▶ _Passage shown_
****************
TIDE carers network Scotland
Tide means ‘Together in Dementia Every Day’. Tide is a national involvement network for carers and former carers of people with dementia hosted by the Life Story Network CIC. This is a parallel funding initiative with the Big Lottery Fund UK which currently funds the TIDE network in the north of England.
In Scotland, Tide will bring carers together to:
- challenge the perceptions of carers of people with dementia in society
- campaign for better support for carers of people with dementia
- influence government, legislation, policy and practice– at local, regional, national levels – starting at the local level
- speak on behalf of people who can’t speak out for themselves
- provide carers of people with dementia with the tools and confidence to help themselves and others
- educate people, organisations and the public on the important role that carers of people with dementia perform
- connect carers of people with dementia with each other, creating a peer support and involvement network, also retaining support structures after their relative/friend with dementia has passed away
- deliver a carers development programme, designed to be supportive, flexible, enabling and co-ordinated, to give carers practical skills plus emotional and psychological support to enable them to share their experiences constructively
- work initially at the local level, seeking to work with existing organisations and networks
- collaborate with DEEP. TIDE and DEEP have distinct differences but their key aim - collective advocacy - is the same
The Life Story Network (LSN) is a Community Interest Company based in Liverpool that works throughout England. They promote the use of life stories and narrative approaches to help people retain their sense of self and remain connected with their families, friends and communities.
Although this approach can be used with anyone, it is particularly helpful for people living with dementia, whose impairments may make it difficult for those supporting them to get to know them and understand their past lives, current needs and future wishes. Life story work provides a way of reconnecting individuals. It recognises the uniqueness of the person with dementia and their life experiences, which influence not only who they are and how they behave, but also their hopes and wishes for the future.
****************
▶ _Task brief_
Carry on the text on the Tide carers network, starting right after its final sentence. The records that come next are separate material with no connection to the text on the Tide carers network.

▶ _Entries provided_
****************
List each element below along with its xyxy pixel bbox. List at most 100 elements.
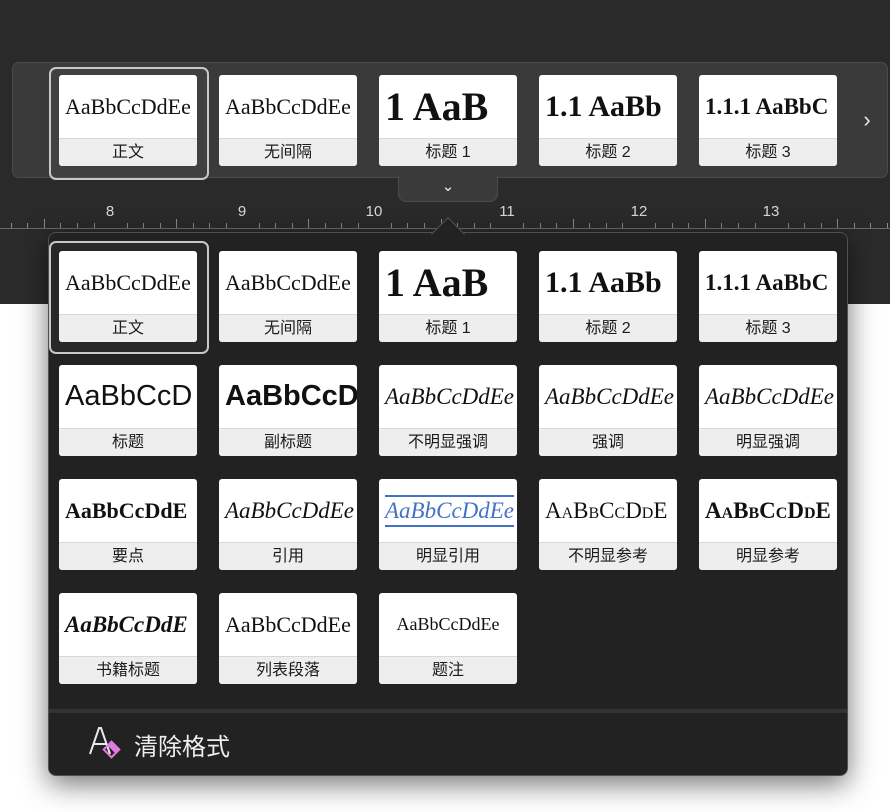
ruler-tick	[291, 223, 293, 228]
ruler-tick	[556, 223, 558, 228]
style-subtitle[interactable]: AaBbCcD 副标题	[219, 365, 357, 456]
style-sample: 1 AaB	[385, 84, 489, 129]
style-label: 强调	[539, 428, 677, 456]
style-heading-2[interactable]: 1.1 AaBb 标题 2	[539, 251, 677, 342]
style-quote[interactable]: AaBbCcDdEe 引用	[219, 479, 357, 570]
style-sample: 1.1.1 AaBbC	[705, 93, 829, 119]
ruler-tick	[143, 223, 145, 228]
style-label: 引用	[219, 542, 357, 570]
clear-formatting-label: 清除格式	[134, 733, 230, 761]
ruler-tick	[737, 223, 739, 228]
gallery-scroll-right-icon[interactable]: ›	[856, 104, 878, 136]
style-heading-1[interactable]: 1 AaB 标题 1	[379, 251, 517, 342]
style-label: 不明显参考	[539, 542, 677, 570]
ruler-number: 12	[630, 203, 648, 220]
style-sample: AaBbCcDdEe	[65, 269, 191, 295]
clear-formatting-icon	[86, 724, 130, 764]
style-emphasis[interactable]: AaBbCcDdEe 强调	[539, 365, 677, 456]
style-book-title[interactable]: AaBbCcDdE 书籍标题	[59, 593, 197, 684]
ruler-tick	[870, 223, 872, 228]
style-intense-emphasis[interactable]: AaBbCcDdEe 明显强调	[699, 365, 837, 456]
style-sample: AaBbCcDdE	[545, 497, 668, 523]
ribbon-style-heading-3[interactable]: 1.1.1 AaBbC 标题 3	[699, 75, 837, 166]
style-sample-wrap: AaBbCcDdEe	[379, 479, 517, 542]
ribbon-style-no-spacing[interactable]: AaBbCcDdEe 无间隔	[219, 75, 357, 166]
style-intense-reference[interactable]: AaBbCcDdE 明显参考	[699, 479, 837, 570]
style-caption[interactable]: AaBbCcDdEe 题注	[379, 593, 517, 684]
style-sample: AaBbCcDdE	[65, 497, 188, 523]
style-label: 书籍标题	[59, 656, 197, 684]
ruler-tick	[27, 223, 29, 228]
panel-divider	[49, 709, 847, 713]
ruler-tick	[324, 223, 326, 228]
style-sample: AaBbCcDdEe	[225, 497, 355, 523]
ruler-number: 9	[237, 203, 247, 220]
style-subtle-emphasis[interactable]: AaBbCcDdEe 不明显强调	[379, 365, 517, 456]
ruler-tick	[275, 223, 277, 228]
ruler-tick	[424, 223, 425, 228]
style-intense-quote[interactable]: AaBbCcDdEe 明显引用	[379, 479, 517, 570]
ruler-number: 8	[105, 203, 115, 220]
ribbon-style-heading-2[interactable]: 1.1 AaBb 标题 2	[539, 75, 677, 166]
ruler-tick	[43, 219, 45, 228]
ruler-tick	[77, 223, 78, 228]
style-sample: 1.1 AaBb	[545, 89, 662, 123]
clear-formatting-button[interactable]: 清除格式	[86, 722, 286, 766]
style-sample: AaBbCcDdEe	[385, 383, 515, 409]
ruler-tick	[407, 223, 409, 228]
ruler-tick	[341, 223, 343, 228]
ruler-tick	[754, 223, 756, 228]
style-label: 标题 3	[699, 138, 837, 166]
style-label: 明显参考	[699, 542, 837, 570]
style-sample: AaBbCcDdE	[705, 497, 831, 523]
ribbon-style-normal[interactable]: AaBbCcDdEe 正文	[59, 75, 197, 166]
ruler-tick	[605, 223, 607, 228]
ruler-tick	[837, 219, 839, 228]
ruler-tick	[473, 223, 475, 228]
style-label: 标题 2	[539, 314, 677, 342]
style-label: 要点	[59, 542, 197, 570]
ruler-tick	[572, 219, 574, 228]
ruler-tick	[721, 223, 723, 228]
style-normal[interactable]: AaBbCcDdEe 正文	[59, 251, 197, 342]
ruler-tick	[192, 223, 194, 228]
ruler-number: 10	[365, 203, 383, 220]
style-label: 副标题	[219, 428, 357, 456]
ruler-tick	[10, 223, 12, 228]
style-sample: AaBbCcDdEe	[225, 269, 351, 295]
style-label: 无间隔	[219, 314, 357, 342]
style-strong[interactable]: AaBbCcDdE 要点	[59, 479, 197, 570]
ruler-tick	[93, 223, 95, 228]
ruler-tick	[886, 223, 888, 228]
ruler-tick	[390, 223, 392, 228]
style-label: 题注	[379, 656, 517, 684]
ruler-number: 11	[499, 203, 515, 220]
ruler-tick	[490, 223, 492, 228]
style-sample: 1.1.1 AaBbC	[705, 269, 829, 295]
ruler-tick	[804, 223, 805, 228]
style-label: 明显强调	[699, 428, 837, 456]
style-label: 列表段落	[219, 656, 357, 684]
gallery-expand-button[interactable]: ⌄	[398, 176, 498, 202]
style-heading-3[interactable]: 1.1.1 AaBbC 标题 3	[699, 251, 837, 342]
ruler-tick	[787, 223, 789, 228]
style-title[interactable]: AaBbCcD 标题	[59, 365, 197, 456]
style-sample: AaBbCcDdEe	[705, 383, 835, 409]
style-sample: AaBbCcDdEe	[396, 614, 500, 634]
style-sample: AaBbCcD	[65, 380, 193, 412]
style-subtle-reference[interactable]: AaBbCcDdE 不明显参考	[539, 479, 677, 570]
ribbon-style-heading-1[interactable]: 1 AaB 标题 1	[379, 75, 517, 166]
style-label: 标题 1	[379, 314, 517, 342]
ruler-tick	[539, 223, 541, 228]
ruler-tick	[523, 223, 525, 228]
chevron-down-icon: ⌄	[441, 178, 455, 195]
style-label: 无间隔	[219, 138, 357, 166]
ruler-tick	[209, 223, 211, 228]
style-sample: AaBbCcDdEe	[65, 93, 191, 119]
style-list-paragraph[interactable]: AaBbCcDdEe 列表段落	[219, 593, 357, 684]
style-sample: AaBbCcD	[225, 380, 357, 412]
ruler-tick	[225, 223, 227, 228]
ruler-tick	[159, 223, 161, 228]
style-no-spacing[interactable]: AaBbCcDdEe 无间隔	[219, 251, 357, 342]
ruler-number: 13	[762, 203, 780, 220]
****************
▶ _Reply_
This helps to preserve their unique identity and enable their dignity and rights to be recognised and respected. It recognises that in order to improve the lives of those living with dementia, it is also vital to support those providing their care.
Each of the Directors of LSN has been a carer of a family member or friend with dementia. This common experience has brought them together to establish a community interest company for the benefit of vulnerable people, especially those living with dementia and their carers.
It is through their unique experiences that they have been involved at all levels of policy and research in England to represent and lobby for better care and support for carers and those living with dementia.
There are around 670,000 unpaid carers of people with dementia in the UK, saving the economy an estimated £11.6 billion per year. This equates to 44% of the total cost of dementia care.
Three out of five of us will become carers at some stage in our lives and 1 in 10 of us is already fulfilling some sort of caring role.
Many carers of family or friends with dementia feel they receive insufficient support from health and social care services, leaving them feeling isolated, burnt-out and unable to look after their own well-being. It is therefore unsurprising that two thirds of carers report having suffered from depression as a result of caring.
It is vital that carers themselves are given the opportunity to speak up for themselves and come together to raise their profile, voice their needs and influence better quality of care and support at all levels.
For this reason, the Life Changes Trust decided to fund a TIDE network in Scotland.
From the work already undertaken in England, LSN have gained a high degree of credibility and respect and receive regular requests for participation on key committees and fora at local, regional and national levels.
This new network will bring together carers of people with dementia, not only to build their own peer support systems, but also to give them the tools and confidence to voice their needs and influence policy and practice that will improve their experiences as unpaid carers as well as the services available to those they care for.
In March 2018, TIDE published a new guide called 'Knowing Me!', which offers practical guidance on person centered care for those living with dementia, depression and delirium.
The objectives of Knowing Me! are to raise awareness and understanding of the 3D’s, drive improvements in the standards of care, and improve the outcomes that can be achieved for those affected by the 3D’s. Knowing Me! is not however a stand alone resource aimed at a particular staff group or a particular care environment but should be seen as a complimentary resource to raise the awareness and understanding of the 3Ds. Knowing Me! builds on the values and principles of person centered care and support to improve the quality of life and provides useful and practical ways improvements can be made to really make a difference. Knowing Me! is hosted by the Life Story Network, and can be downloaded on their website.
Life Story Network's mission is to transform society by using the power of life stories to unlock people's potential and improve their wellbeing.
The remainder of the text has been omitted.